Supplied material:

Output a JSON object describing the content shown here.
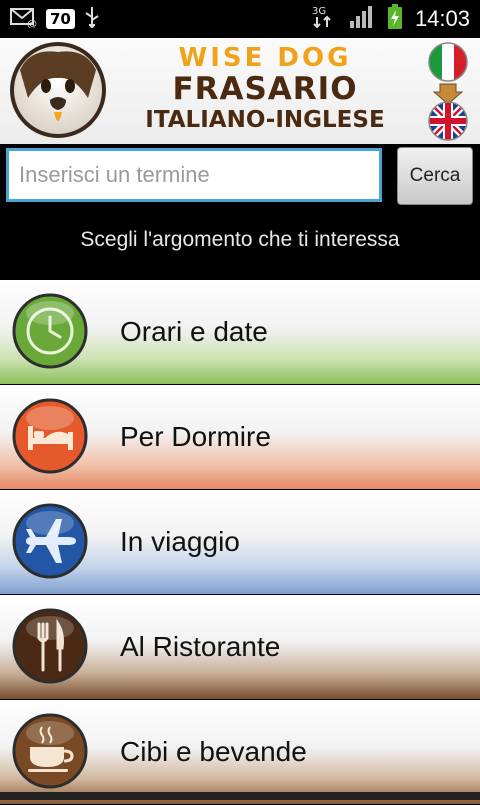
{
  "status_bar": {
    "battery_level_badge": "70",
    "clock": "14:03",
    "network": "3G"
  },
  "header": {
    "brand_line1": "WISE DOG",
    "brand_line2": "FRASARIO",
    "brand_line3": "ITALIANO-INGLESE"
  },
  "search": {
    "placeholder": "Inserisci un termine",
    "value": "",
    "button_label": "Cerca"
  },
  "subtitle": "Scegli l'argomento che ti interessa",
  "categories": [
    {
      "label": "Orari e date",
      "icon": "clock-icon",
      "color": "#7fb84a"
    },
    {
      "label": "Per Dormire",
      "icon": "bed-icon",
      "color": "#e5592a"
    },
    {
      "label": "In viaggio",
      "icon": "airplane-icon",
      "color": "#2456a6"
    },
    {
      "label": "Al Ristorante",
      "icon": "fork-knife-icon",
      "color": "#4a2a15"
    },
    {
      "label": "Cibi e bevande",
      "icon": "coffee-cup-icon",
      "color": "#7a4a26"
    }
  ]
}
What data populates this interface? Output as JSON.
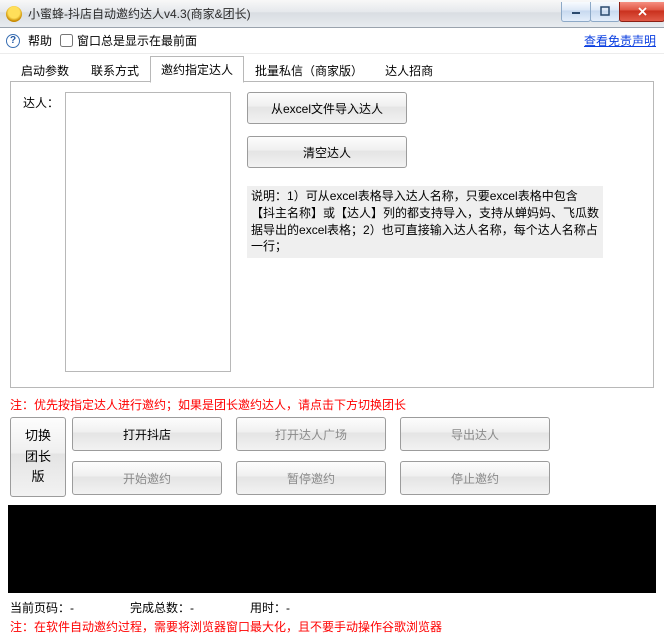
{
  "window": {
    "title": "小蜜蜂-抖店自动邀约达人v4.3(商家&团长)"
  },
  "toolbar": {
    "help_label": "帮助",
    "always_on_top_label": "窗口总是显示在最前面",
    "disclaimer_link": "查看免责声明"
  },
  "tabs": {
    "items": [
      {
        "id": "startup",
        "label": "启动参数"
      },
      {
        "id": "contact",
        "label": "联系方式"
      },
      {
        "id": "invite",
        "label": "邀约指定达人",
        "active": true
      },
      {
        "id": "batchpm",
        "label": "批量私信（商家版）"
      },
      {
        "id": "recruit",
        "label": "达人招商"
      }
    ]
  },
  "invite": {
    "daren_label": "达人：",
    "textarea_value": "",
    "import_btn": "从excel文件导入达人",
    "clear_btn": "清空达人",
    "desc": "说明：1）可从excel表格导入达人名称，只要excel表格中包含【抖主名称】或【达人】列的都支持导入，支持从蝉妈妈、飞瓜数据导出的excel表格；2）也可直接输入达人名称，每个达人名称占一行；"
  },
  "note1": "注：优先按指定达人进行邀约；如果是团长邀约达人，请点击下方切换团长",
  "switch_btn": "切换团长版",
  "actions": {
    "open_shop": "打开抖店",
    "open_plaza": "打开达人广场",
    "export": "导出达人",
    "start": "开始邀约",
    "pause": "暂停邀约",
    "stop": "停止邀约"
  },
  "status": {
    "page_label": "当前页码：",
    "page_value": "-",
    "done_label": "完成总数：",
    "done_value": "-",
    "time_label": "用时：",
    "time_value": "-"
  },
  "note2": "注：在软件自动邀约过程，需要将浏览器窗口最大化，且不要手动操作谷歌浏览器"
}
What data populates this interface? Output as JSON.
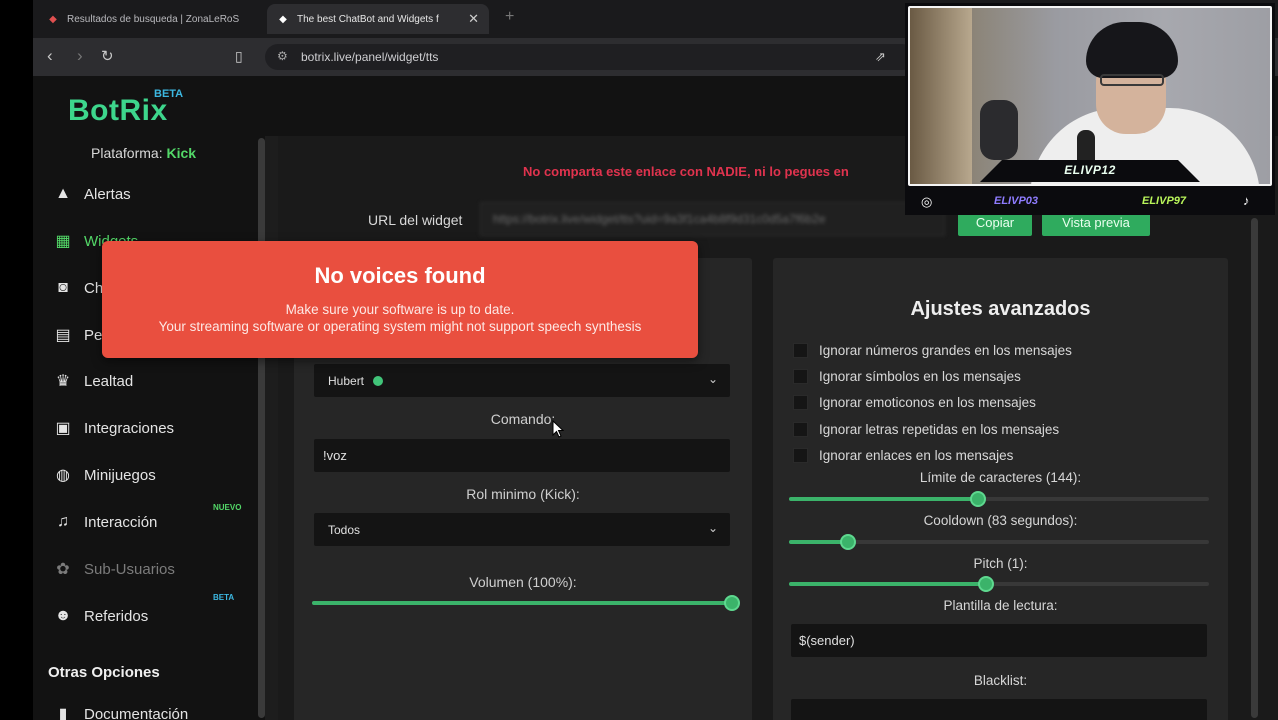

Exercise details: Leaving the pictures aside, transcribe the entire listing exactly.

Answer to this exercise:
Output a JSON object describing the content shown here.
{
  "status_bar": {
    "battery_level_badge": "70",
    "clock": "14:03",
    "network": "3G"
  },
  "header": {
    "brand_line1": "WISE DOG",
    "brand_line2": "FRASARIO",
    "brand_line3": "ITALIANO-INGLESE"
  },
  "search": {
    "placeholder": "Inserisci un termine",
    "value": "",
    "button_label": "Cerca"
  },
  "subtitle": "Scegli l'argomento che ti interessa",
  "categories": [
    {
      "label": "Orari e date",
      "icon": "clock-icon",
      "color": "#7fb84a"
    },
    {
      "label": "Per Dormire",
      "icon": "bed-icon",
      "color": "#e5592a"
    },
    {
      "label": "In viaggio",
      "icon": "airplane-icon",
      "color": "#2456a6"
    },
    {
      "label": "Al Ristorante",
      "icon": "fork-knife-icon",
      "color": "#4a2a15"
    },
    {
      "label": "Cibi e bevande",
      "icon": "coffee-cup-icon",
      "color": "#7a4a26"
    }
  ]
}
What data populates this interface? Output as JSON.
{
  "window": {
    "title": "小蜜蜂-抖店自动邀约达人v4.3(商家&团长)"
  },
  "toolbar": {
    "help_label": "帮助",
    "always_on_top_label": "窗口总是显示在最前面",
    "disclaimer_link": "查看免责声明"
  },
  "tabs": {
    "items": [
      {
        "id": "startup",
        "label": "启动参数"
      },
      {
        "id": "contact",
        "label": "联系方式"
      },
      {
        "id": "invite",
        "label": "邀约指定达人",
        "active": true
      },
      {
        "id": "batchpm",
        "label": "批量私信（商家版）"
      },
      {
        "id": "recruit",
        "label": "达人招商"
      }
    ]
  },
  "invite": {
    "daren_label": "达人：",
    "textarea_value": "",
    "import_btn": "从excel文件导入达人",
    "clear_btn": "清空达人",
    "desc": "说明：1）可从excel表格导入达人名称，只要excel表格中包含【抖主名称】或【达人】列的都支持导入，支持从蝉妈妈、飞瓜数据导出的excel表格；2）也可直接输入达人名称，每个达人名称占一行；"
  },
  "note1": "注：优先按指定达人进行邀约；如果是团长邀约达人，请点击下方切换团长",
  "switch_btn": "切换团长版",
  "actions": {
    "open_shop": "打开抖店",
    "open_plaza": "打开达人广场",
    "export": "导出达人",
    "start": "开始邀约",
    "pause": "暂停邀约",
    "stop": "停止邀约"
  },
  "status": {
    "page_label": "当前页码：",
    "page_value": "-",
    "done_label": "完成总数：",
    "done_value": "-",
    "time_label": "用时：",
    "time_value": "-"
  },
  "note2": "注：在软件自动邀约过程，需要将浏览器窗口最大化，且不要手动操作谷歌浏览器"
}
What data populates this interface? Output as JSON.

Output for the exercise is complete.